YOUR INSTRUCTIONS
Return the count of lines that hold the string "historicTaskInstances", with no other words.

RECORD EXCERPTS
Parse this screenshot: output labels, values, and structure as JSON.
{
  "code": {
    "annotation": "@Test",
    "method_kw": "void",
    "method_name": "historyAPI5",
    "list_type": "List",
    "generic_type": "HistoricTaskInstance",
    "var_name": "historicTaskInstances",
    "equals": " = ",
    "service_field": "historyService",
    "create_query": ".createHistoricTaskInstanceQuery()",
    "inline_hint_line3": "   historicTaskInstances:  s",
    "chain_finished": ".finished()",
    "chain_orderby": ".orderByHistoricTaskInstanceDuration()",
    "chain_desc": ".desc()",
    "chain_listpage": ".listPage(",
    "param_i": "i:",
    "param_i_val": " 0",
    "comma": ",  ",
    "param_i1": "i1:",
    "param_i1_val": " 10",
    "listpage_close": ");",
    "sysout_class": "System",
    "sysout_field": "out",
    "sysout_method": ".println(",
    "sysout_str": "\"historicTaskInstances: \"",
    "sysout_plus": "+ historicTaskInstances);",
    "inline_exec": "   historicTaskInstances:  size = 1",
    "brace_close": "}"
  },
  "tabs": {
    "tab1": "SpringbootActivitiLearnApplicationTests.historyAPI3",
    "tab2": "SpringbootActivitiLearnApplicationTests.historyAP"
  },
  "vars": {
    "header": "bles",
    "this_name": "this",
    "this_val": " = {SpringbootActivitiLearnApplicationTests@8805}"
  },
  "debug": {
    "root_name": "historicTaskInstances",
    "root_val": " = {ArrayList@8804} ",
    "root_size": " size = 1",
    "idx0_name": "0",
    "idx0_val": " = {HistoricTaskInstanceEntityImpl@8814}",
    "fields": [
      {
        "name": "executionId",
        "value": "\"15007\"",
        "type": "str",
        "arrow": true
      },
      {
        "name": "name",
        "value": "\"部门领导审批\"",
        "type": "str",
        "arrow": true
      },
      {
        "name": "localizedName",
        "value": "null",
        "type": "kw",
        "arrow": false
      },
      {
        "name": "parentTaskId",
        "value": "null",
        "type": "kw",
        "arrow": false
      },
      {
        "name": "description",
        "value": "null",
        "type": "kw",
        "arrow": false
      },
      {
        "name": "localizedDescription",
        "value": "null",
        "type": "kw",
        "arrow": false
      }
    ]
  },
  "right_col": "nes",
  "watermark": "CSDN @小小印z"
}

RESPONSE TO THIS EXERCISE
6